→ **DATASET CONTENT**:
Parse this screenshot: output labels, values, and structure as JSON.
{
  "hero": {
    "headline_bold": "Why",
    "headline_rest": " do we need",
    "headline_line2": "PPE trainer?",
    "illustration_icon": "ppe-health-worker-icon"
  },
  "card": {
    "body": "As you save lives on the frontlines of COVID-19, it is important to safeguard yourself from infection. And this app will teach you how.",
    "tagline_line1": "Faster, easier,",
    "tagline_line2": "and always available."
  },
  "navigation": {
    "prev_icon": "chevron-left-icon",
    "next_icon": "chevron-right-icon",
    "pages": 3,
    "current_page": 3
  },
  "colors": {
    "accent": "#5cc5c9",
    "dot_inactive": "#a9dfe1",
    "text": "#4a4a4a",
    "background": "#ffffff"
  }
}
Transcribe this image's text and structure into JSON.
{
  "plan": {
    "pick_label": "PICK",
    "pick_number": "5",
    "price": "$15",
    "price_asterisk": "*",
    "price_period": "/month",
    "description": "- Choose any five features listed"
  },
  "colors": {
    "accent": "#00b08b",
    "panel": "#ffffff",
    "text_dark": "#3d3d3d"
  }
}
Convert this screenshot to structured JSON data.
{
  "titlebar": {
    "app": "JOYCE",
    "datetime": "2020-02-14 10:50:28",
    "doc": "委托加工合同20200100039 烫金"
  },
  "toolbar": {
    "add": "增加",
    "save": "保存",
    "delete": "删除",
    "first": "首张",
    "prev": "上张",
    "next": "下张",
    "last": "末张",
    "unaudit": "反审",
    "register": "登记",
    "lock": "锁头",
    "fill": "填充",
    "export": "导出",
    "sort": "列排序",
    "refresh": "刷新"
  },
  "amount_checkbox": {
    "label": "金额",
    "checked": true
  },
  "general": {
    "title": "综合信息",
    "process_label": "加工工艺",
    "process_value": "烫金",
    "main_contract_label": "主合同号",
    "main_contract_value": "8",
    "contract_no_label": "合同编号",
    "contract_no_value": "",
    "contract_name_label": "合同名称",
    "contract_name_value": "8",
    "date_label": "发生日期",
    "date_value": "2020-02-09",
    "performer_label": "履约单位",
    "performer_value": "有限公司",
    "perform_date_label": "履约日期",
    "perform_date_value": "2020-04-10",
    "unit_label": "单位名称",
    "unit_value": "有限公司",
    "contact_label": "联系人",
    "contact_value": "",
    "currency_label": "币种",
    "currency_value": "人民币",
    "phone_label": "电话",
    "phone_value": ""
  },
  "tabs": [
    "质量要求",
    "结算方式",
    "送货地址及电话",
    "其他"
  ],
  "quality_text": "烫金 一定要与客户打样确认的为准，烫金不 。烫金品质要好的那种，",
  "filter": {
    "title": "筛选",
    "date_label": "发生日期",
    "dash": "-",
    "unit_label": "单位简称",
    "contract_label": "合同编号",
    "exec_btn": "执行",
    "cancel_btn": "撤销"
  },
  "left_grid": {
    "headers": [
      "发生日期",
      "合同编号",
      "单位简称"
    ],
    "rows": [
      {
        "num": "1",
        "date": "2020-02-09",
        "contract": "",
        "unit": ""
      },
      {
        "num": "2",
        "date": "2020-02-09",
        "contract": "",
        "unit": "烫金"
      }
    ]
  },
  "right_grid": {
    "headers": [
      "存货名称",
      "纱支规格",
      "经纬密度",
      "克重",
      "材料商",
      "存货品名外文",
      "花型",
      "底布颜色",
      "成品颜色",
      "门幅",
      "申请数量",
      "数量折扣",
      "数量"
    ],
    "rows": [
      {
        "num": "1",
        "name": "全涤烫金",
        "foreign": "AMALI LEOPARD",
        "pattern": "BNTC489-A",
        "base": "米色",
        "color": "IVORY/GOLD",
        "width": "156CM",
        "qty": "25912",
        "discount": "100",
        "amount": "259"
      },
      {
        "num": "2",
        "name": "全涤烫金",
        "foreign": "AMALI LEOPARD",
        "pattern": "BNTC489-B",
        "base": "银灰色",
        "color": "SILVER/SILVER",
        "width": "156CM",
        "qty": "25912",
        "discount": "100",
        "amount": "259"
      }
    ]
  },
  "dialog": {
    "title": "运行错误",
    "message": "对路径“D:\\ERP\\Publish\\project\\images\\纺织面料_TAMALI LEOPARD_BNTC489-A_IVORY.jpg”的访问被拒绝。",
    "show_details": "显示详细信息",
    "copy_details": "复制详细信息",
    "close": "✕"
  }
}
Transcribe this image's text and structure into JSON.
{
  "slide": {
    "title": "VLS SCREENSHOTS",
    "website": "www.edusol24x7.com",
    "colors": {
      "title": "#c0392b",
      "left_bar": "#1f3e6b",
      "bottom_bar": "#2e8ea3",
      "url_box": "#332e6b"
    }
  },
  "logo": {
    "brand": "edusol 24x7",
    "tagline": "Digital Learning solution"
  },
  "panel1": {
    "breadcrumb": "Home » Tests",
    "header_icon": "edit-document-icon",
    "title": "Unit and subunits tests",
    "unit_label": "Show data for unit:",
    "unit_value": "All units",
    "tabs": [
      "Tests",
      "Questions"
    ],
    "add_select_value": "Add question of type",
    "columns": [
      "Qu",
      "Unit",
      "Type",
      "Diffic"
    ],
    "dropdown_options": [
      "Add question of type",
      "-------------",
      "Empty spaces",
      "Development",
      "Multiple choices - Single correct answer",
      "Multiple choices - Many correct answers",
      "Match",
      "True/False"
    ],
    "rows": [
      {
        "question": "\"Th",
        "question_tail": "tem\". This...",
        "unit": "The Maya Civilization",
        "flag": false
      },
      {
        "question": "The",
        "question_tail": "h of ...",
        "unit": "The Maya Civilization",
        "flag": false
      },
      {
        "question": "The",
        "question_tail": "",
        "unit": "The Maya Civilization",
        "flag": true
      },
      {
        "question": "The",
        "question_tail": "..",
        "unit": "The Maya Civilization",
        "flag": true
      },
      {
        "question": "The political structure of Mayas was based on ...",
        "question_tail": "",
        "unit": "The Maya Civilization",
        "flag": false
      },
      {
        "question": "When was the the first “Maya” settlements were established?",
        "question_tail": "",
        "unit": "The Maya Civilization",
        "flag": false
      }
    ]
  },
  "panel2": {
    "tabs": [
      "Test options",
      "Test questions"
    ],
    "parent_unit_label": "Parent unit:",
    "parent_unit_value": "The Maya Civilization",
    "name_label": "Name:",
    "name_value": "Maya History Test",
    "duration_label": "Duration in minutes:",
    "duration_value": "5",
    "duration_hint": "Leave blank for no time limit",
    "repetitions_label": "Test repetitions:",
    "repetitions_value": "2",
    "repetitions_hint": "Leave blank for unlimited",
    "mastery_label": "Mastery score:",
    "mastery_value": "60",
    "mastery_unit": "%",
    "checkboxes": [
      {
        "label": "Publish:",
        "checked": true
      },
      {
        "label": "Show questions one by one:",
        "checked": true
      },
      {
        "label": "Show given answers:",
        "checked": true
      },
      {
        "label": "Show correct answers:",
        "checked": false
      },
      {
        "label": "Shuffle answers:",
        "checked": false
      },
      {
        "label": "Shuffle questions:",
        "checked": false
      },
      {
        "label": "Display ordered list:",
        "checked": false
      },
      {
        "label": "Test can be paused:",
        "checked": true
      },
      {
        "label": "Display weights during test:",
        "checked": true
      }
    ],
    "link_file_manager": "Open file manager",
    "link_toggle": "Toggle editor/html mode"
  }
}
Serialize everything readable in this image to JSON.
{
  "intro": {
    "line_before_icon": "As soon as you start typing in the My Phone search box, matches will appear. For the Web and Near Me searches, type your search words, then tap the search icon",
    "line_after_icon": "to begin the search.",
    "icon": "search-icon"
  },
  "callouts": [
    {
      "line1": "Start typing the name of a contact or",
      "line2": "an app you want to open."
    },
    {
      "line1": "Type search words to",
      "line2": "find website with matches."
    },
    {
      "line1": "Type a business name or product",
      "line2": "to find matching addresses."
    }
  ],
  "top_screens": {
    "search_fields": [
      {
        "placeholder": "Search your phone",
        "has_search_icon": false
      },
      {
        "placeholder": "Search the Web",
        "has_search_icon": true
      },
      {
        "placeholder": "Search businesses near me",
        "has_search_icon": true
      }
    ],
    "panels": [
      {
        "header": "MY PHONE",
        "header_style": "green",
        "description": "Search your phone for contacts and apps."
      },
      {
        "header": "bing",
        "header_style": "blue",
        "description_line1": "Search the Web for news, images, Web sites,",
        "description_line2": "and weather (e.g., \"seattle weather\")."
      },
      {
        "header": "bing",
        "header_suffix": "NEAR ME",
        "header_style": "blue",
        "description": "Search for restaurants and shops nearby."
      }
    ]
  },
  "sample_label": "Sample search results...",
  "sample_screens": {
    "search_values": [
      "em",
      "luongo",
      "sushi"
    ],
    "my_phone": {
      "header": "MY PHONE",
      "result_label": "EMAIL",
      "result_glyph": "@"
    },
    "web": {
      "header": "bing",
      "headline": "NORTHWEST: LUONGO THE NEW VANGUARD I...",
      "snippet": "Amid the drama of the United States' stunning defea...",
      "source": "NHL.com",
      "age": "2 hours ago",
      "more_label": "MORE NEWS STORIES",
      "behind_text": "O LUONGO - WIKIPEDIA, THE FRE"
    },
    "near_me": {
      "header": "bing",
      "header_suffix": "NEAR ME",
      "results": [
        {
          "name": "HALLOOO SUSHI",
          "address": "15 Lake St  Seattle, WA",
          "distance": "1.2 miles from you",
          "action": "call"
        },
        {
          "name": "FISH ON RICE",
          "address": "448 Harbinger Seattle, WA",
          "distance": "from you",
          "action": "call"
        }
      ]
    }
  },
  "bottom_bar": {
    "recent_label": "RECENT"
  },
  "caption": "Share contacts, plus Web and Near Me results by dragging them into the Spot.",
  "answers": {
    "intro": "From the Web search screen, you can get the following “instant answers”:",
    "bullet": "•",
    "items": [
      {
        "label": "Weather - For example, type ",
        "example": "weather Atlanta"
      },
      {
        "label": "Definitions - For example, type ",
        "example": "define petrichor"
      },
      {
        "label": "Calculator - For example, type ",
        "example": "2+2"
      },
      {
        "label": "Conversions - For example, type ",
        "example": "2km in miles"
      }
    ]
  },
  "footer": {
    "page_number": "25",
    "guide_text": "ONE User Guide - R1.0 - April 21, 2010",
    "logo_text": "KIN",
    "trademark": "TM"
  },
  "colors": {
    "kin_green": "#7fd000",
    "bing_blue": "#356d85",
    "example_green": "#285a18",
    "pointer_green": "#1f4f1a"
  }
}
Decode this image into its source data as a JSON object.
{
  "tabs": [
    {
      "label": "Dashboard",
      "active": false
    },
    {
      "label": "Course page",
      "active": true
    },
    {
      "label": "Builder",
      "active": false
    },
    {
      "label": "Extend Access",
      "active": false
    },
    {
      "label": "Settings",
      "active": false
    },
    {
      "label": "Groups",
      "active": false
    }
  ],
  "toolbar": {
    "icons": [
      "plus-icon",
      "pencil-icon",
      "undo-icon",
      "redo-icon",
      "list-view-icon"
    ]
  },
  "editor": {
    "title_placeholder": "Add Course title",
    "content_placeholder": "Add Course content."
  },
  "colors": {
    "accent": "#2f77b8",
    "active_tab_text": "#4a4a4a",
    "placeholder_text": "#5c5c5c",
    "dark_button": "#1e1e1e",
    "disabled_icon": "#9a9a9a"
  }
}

→ **EXERCISE PROMPT**: Your answer should be a single number: the count of lines in these records that hold the string "Leave".

→ **RESULT OF THIS TASK**: 2